> _Text provided_:
4. Optimizing Energy Usage in an AI-Assisted Smart City

Energy consumption and especially the flexible control of electrical energy usage is one of the crucial factors to overcome the move to renewable energy sources. A large study by DENA [14] shows that smart grids and controllable storage and load control can result in a relief of the power grid and thus a reduction in the need for power grid expansion. Therefore, improved predictions of energy usage and smart reactions to the fluctuating amount of available electrical energy are one component of a smart city. Since the needed adjustments affect daily life, not only technical challenges need to be met. Rather, public acceptance is needed. The available living lab in the district of Brühl is a predestined chance for developing and evaluating smart services for optimizing the energy usage.
In the following, the realization of an AI-assisted forecast is presented, which supports the transformation of the district of Brühl into a smarter district. This can be used as a blueprint for an AI-assisted smart city. The following section describes the idea of bringing the energy optimization as a use case into the living lab (Section 4.1). It shall be evaluated if lab users (inhabitants of the Brühl district) can be supported in planning and optimizing their energy usage. The required input data is provided by the Bauhaus.MobilityLab platform and described in Section 4.2. This raw data is then processed by AI algorithms described in Section 4.3 and Section 4.4.

> _Dataset records_:
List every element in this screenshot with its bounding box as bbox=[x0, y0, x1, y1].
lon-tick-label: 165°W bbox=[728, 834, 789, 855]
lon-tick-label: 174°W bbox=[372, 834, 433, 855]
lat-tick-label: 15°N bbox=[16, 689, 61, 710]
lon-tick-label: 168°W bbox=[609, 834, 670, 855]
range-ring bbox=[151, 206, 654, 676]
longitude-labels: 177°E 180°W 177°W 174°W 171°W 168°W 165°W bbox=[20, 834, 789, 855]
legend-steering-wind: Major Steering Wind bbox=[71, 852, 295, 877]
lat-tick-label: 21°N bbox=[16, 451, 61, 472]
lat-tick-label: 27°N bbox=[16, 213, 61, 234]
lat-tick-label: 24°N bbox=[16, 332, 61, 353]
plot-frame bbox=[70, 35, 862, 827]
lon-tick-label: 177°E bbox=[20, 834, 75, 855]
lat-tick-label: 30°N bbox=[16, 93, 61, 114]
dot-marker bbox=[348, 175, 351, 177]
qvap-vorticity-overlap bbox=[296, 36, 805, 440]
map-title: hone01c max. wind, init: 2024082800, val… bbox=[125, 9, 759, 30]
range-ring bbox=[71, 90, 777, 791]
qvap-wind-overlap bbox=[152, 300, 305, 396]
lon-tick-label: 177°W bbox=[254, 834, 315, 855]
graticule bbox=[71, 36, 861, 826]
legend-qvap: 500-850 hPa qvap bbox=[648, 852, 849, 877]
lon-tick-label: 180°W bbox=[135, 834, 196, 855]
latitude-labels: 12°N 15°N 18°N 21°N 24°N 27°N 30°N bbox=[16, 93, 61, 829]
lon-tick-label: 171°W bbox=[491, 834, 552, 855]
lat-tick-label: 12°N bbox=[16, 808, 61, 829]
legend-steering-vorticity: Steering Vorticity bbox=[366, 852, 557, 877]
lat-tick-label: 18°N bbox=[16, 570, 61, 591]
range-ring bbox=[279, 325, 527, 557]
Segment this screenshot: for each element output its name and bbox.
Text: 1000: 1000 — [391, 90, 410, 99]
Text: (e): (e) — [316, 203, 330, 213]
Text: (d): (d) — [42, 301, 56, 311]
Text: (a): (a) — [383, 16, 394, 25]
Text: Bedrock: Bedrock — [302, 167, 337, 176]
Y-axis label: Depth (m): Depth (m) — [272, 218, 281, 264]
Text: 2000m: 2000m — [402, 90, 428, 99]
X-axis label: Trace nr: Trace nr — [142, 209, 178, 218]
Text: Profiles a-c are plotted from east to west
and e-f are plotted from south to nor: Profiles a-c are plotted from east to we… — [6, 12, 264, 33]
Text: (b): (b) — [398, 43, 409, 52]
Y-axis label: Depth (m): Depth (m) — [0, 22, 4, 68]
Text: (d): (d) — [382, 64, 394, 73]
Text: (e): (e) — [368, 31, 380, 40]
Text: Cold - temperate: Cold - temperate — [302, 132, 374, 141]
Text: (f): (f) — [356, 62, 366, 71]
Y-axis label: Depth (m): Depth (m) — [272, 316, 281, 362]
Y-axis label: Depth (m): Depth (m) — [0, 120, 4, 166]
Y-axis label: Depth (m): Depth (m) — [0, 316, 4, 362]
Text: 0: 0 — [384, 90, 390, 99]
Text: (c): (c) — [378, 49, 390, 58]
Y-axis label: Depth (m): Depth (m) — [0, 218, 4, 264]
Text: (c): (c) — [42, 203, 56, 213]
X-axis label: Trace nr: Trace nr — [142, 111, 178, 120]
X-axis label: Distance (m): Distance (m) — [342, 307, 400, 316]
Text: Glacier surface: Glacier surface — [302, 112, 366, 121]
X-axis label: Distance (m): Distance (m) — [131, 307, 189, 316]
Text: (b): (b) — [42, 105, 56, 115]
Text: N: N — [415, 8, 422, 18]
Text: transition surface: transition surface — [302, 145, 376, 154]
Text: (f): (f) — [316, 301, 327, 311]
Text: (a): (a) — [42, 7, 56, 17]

> _Your tasks_:
a – Return the passage of the text on optimizing energy usage between "In the following, the" and "and Section 4.4.", inclusive, copied word for word.
b – Answer these questions from the text on optimizing energy usage:
(i) Whose large study shows that smart grids, controllable storage and load control can relieve the power grid?
(ii) Which platform supplies the required input?
(iii) Who are the lab users?

> _Answers for the tasks_:
a –
In the following, the realization of an AI-assisted forecast is presented, which supports the transformation of the district of Brühl into a smarter district. This can be used as a blueprint for an AI-assisted smart city. The following section describes the idea of bringing the energy optimization as a use case into the living lab (Section 4.1). It shall be evaluated if lab users (inhabitants of the Brühl district) can be supported in planning and optimizing their energy usage. The required input data is provided by the Bauhaus.MobilityLab platform and described in Section 4.2. This raw data is then processed by AI algorithms described in Section 4.3 and Section 4.4.

b –
(i) DENA's
(ii) The Bauhaus.MobilityLab platform
(iii) Inhabitants of the Brühl district